Text zum Lesen:

%%

Beim Frisör
Danke, vielen Dank! Da hab ich gedacht ich schicke erst mal meine Schwester zu dem Frisör von dem ich gehört habe das er ganz gut sein soll, damit ich sehen kann ob das auch stimmt. Nachdem sie also völlig begeistert und auch noch gut aussehend wieder kommt, gehe ich auch völlig zuversichtlich hin.
Ich beschreibe dem Herrn, dem ich im Normalfall niemals meinen Kopf hingehalten hätte, da er wohl schon jenseits jeglicher Fortbildungen ist und die Ausbildung wahrscheinlich schon 25 Jahre zurückliegt . Aber die Kleine hatte nen guten Haarschnitt also bin ich da optimistisch. Es geht auch gut los, ich beschreibe ihm wie ich nachdem er mit mir fertig ist aussehen möchte, er nickt fleissig mit dem Kopf und hält das auch alles für machbar. Na das stimmt mich noch optimistischer und während er mir den Kopf wäscht, könnte ich optimistischer nicht sein .
Klasse! Genau das was ich brauche. Ganz sanft und ruhig massiert er meine Kopfhaut und ich werde zu Wachs in seinen Händen. Dann geht das Schneiden los, ich wusste ja schon dass er sehr penibel ist, aber dass er doch tatsächlich mit einem Zentimetermaß an mir rumdoktort hätte ich wirklich nicht gedacht. Umso besser, dann ist wenigstens alles schön gleichmässig lang! Ich bin auch wirklich dankbar dafür, dass er mich nicht zuquatscht und mich nicht nötigt ihm irgendwas zu erzählen. Wir sitzen da, in stiller Eintracht, er schneidet und ich hänge meinen Gedanken nach. Alles völlig relaxt.

%%

Datensätze aus einer Sammlung

%%

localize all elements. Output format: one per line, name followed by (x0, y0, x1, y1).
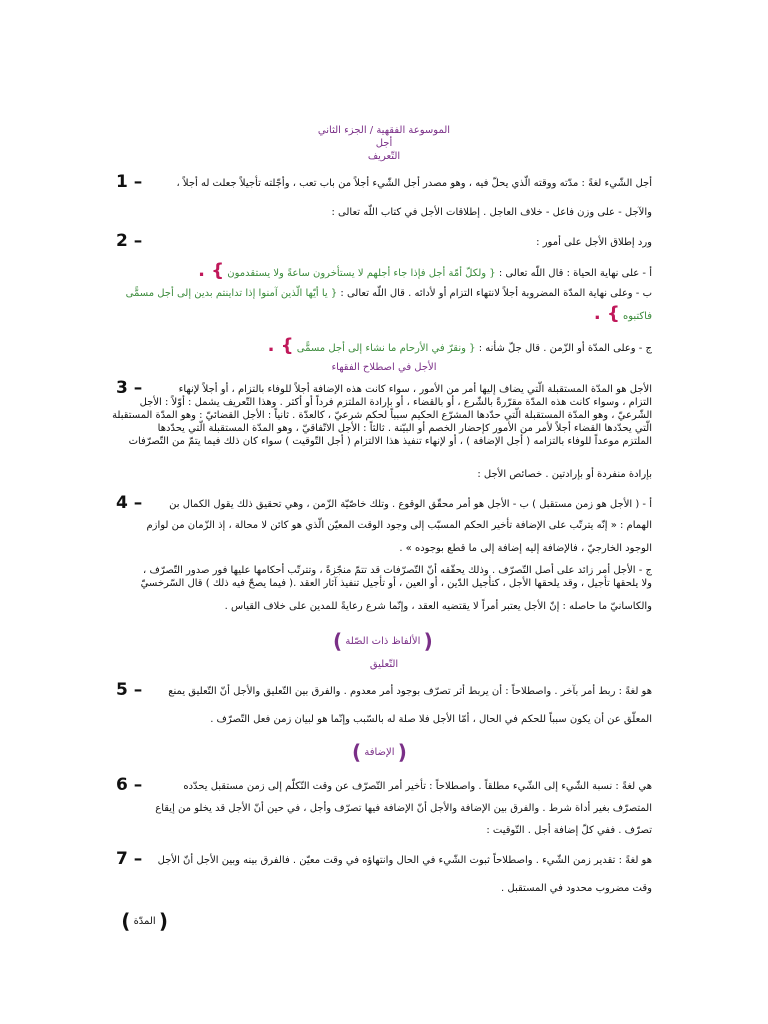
section-number-2: 2 – (116, 231, 143, 251)
section-3-line-2: التزام ، وسواء كانت هذه المدّة مقرّرةً بالشّرع ، أو بالقضاء ، أو بإرادة الملتزم فرداً أو أكثر . وهذا التّعريف يشمل : أوّلاً : الأجل (139, 397, 652, 408)
section-number-1: 1 – (116, 172, 143, 192)
section-number-3: 3 – (116, 378, 143, 398)
subheading-mudda: ( المدّة ) (121, 909, 168, 933)
subheading-idafa: ( الإضافة ) (352, 740, 407, 764)
section-3-line-6: بإرادة منفردة أو بإرادتين . خصائص الأجل : (477, 469, 652, 480)
section-3-line-3: الشّرعيّ ، وهو المدّة المستقبلة الّتي حدّدها المشرّع الحكيم سبباً لحكم شرعيّ ، كالعدّة . ثانياً : الأجل القضائيّ : وهو المدّة المستقبلة (111, 410, 652, 421)
section-number-6: 6 – (116, 775, 143, 795)
subheading-related-terms: ( الألفاظ ذات الصّلة ) (333, 629, 433, 653)
section-4-line-5: ولا يلحقها تأجيل ، وقد يلحقها الأجل ، كتأجيل الدّين ، أو العين ، أو تأجيل تنفيذ آثار العقد .( فيما يصحّ فيه ذلك ) قال السّرخسيّ (140, 578, 652, 589)
section-6-line-2: المتصرّف بغير أداة شرط . والفرق بين الإضافة والأجل أنّ الإضافة فيها تصرّف وأجل ، في حين أنّ الأجل قد يخلو من إيقاع (155, 803, 652, 814)
section-5-line-2: المعلّق عن أن يكون سبباً للحكم في الحال ، أمّا الأجل فلا صلة له بالسّبب وإنّما هو لبيان زمن فعل التّصرّف . (210, 714, 652, 725)
section-4-line-3: الوجود الخارجيّ ، فالإضافة إليه إضافة إلى ما قطع بوجوده » . (399, 543, 652, 554)
section-5-line-1: هو لغةً : ربط أمر بآخر . واصطلاحاً : أن يربط أثر تصرّف بوجود أمر معدوم . والفرق بين التّعليق والأجل أنّ التّعليق يمنع (168, 686, 652, 697)
header-definition: التّعريف (367, 151, 401, 162)
section-7-line-2: وقت مضروب محدود في المستقبل . (501, 883, 652, 894)
header-entry-title: أجل (375, 138, 393, 149)
subheading-fiqh-term: الأجل في اصطلاح الفقهاء (331, 362, 437, 373)
paren-close: ) (352, 740, 362, 764)
section-1-line-1: أجل الشّيء لغةً : مدّته ووقته الّذي يحلّ فيه ، وهو مصدر أجل الشّيء أجلاً من باب تعب ، وأجّلته تأجيلاً جعلت له أجلاً ، (176, 178, 652, 189)
section-2-item-a (198, 260, 652, 281)
item-b-label: ب - وعلى نهاية المدّة المضروبة أجلاً لانتهاء التزام أو لأدائه . قال اللّه تعالى : (340, 288, 652, 299)
section-3-line-1: الأجل هو المدّة المستقبلة الّتي يضاف إليها أمر من الأمور ، سواء كانت هذه الإضافة أجلاً للوفاء بالتزام ، أو أجلاً لإنهاء (178, 384, 652, 395)
header-encyclopedia-title: الموسوعة الفقهية / الجزء الثاني (317, 125, 451, 136)
section-4-line-6: والكاسانيّ ما حاصله : إنّ الأجل يعتبر أمراً لا يقتضيه العقد ، وإنّما شرع رعايةً للمدين على خلاف القياس . (224, 601, 652, 612)
section-3-line-4: الّتي يحدّدها القضاء أجلاً لأمر من الأمور كإحضار الخصم أو البيّنة . ثالثاً : الأجل الاتّفاقيّ ، وهو المدّة المستقبلة الّتي يحدّدها (157, 423, 652, 434)
section-4-line-2: الهمام : « إنّه يترتّب على الإضافة تأخير الحكم المسبّب إلى وجود الوقت المعيّن الّذي هو كائن لا محالة ، إذ الزّمان من لوازم (146, 520, 652, 531)
paren-close: ) (333, 629, 343, 653)
section-2-item-c (267, 335, 652, 356)
section-2-item-b-cont (593, 303, 652, 324)
quran-quote-a: { ولكلّ أمّة أجل فإذا جاء أجلهم لا يستأخرون ساعةً ولا يستقدمون (227, 268, 496, 279)
paren-open: ( (423, 629, 433, 653)
paren-open: ( (158, 909, 168, 933)
item-c-label: ج - وعلى المدّة أو الزّمن . قال جلّ شأنه : (478, 343, 652, 354)
section-4-line-1: أ - ( الأجل هو زمن مستقبل ) ب - الأجل هو أمر محقّق الوقوع . وتلك خاصّيّة الزّمن ، وهي تحقيق ذلك يقول الكمال بن (169, 499, 652, 510)
section-6-line-1: هي لغةً : نسبة الشّيء إلى الشّيء مطلقاً . واصطلاحاً : تأخير أمر التّصرّف عن وقت التّكلّم إلى زمن مستقبل يحدّده (183, 781, 652, 792)
section-number-7: 7 – (116, 849, 143, 869)
paren-open: ( (397, 740, 407, 764)
quran-quote-c: { ونقرّ في الأرحام ما نشاء إلى أجل مسمًّى (296, 343, 476, 354)
subheading-taliq: التّعليق (369, 659, 399, 670)
section-number-4: 4 – (116, 493, 143, 513)
section-2-item-b (126, 287, 652, 300)
quran-quote-b-cont: فاكتبوه (622, 311, 652, 322)
section-1-line-2: والآجل - على وزن فاعل - خلاف العاجل . إطلاقات الأجل في كتاب اللّه تعالى : (331, 207, 652, 218)
paren-close: ) (121, 909, 131, 933)
section-number-5: 5 – (116, 680, 143, 700)
item-a-label: أ - على نهاية الحياة : قال اللّه تعالى : (498, 268, 652, 279)
section-7-line-1: هو لغةً : تقدير زمن الشّيء . واصطلاحاً ثبوت الشّيء في الحال وانتهاؤه في وقت معيّن . فالفرق بينه وبين الأجل أنّ الأجل (157, 855, 652, 866)
quote-a-close: } . (198, 260, 225, 281)
quote-c-close: } . (267, 335, 294, 356)
section-2-intro: ورد إطلاق الأجل على أمور : (536, 237, 652, 248)
quote-b-close: } . (593, 303, 620, 324)
section-4-line-4: ج - الأجل أمر زائد على أصل التّصرّف . وذلك يحقّقه أنّ التّصرّفات قد تتمّ منجّزةً ، وتترتّب أحكامها عليها فور صدور التّصرّف ، (143, 565, 652, 576)
section-6-line-3: تصرّف . ففي كلّ إضافة أجل . التّوقيت : (486, 825, 652, 836)
quran-quote-b: { يا أيّها الّذين آمنوا إذا تداينتم بدين إلى أجل مسمًّى (125, 288, 338, 299)
section-3-line-5: الملتزم موعداً للوفاء بالتزامه ( أجل الإضافة ) ، أو لإنهاء تنفيذ هذا الالتزام ( أجل التّوقيت ) سواء كان ذلك فيما يتمّ من التّصرّفات (128, 436, 652, 447)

%%

Aufgabenstellung: Schreibe den Text über den Besuch beim Frisör im Anschluss an seinen letzten Satz weiter.

Die Antwort:
Bravo, das Schneiden ist beendet und im nassen Zustand und von Vorne sieht es wirklich gut aus, mein neuer Frisör, dem Mann, dem einzigen Mann, dem ich von nun an vertrauen werde fragt mich nach meiner Scheitelseitenvorliebe, guckt ein wenig pikiert als ich ihm sage dass ich es so nehme wie es fällt und greift, für seinen Schockzustand relativ beherzt, nach dem Föhn. Ein richtiger Mann eben, den bringt auch ein unkontrollierter Scheitel nicht aus der Ruhe!
Er föhnt, bürstet und zippelt hier und da noch was rum, da hat er dann wohl, trotz vorheriger Millimeterarbeit, noch ein Häärchen vergessen. Und schon bin ich fertig. Er hält mir den Spiegel hin damit ich meinen Hinterkopf sehen kann und das ist der Moment, der mir ganz deutlich macht, dass es nicht richtig ist einem Mann blind oder überhaupt zu vertrauen! Hilfe, ich sehe aus als ob ich eine Mütze aufhätte! Während ich also versuche meinen Schockzustand beherzt in den Griff zu bekommen, klingelt der Wecker von Frau Schüller und sie ruft nach dem Meister. Die Strähnchen sind nämlich fertig.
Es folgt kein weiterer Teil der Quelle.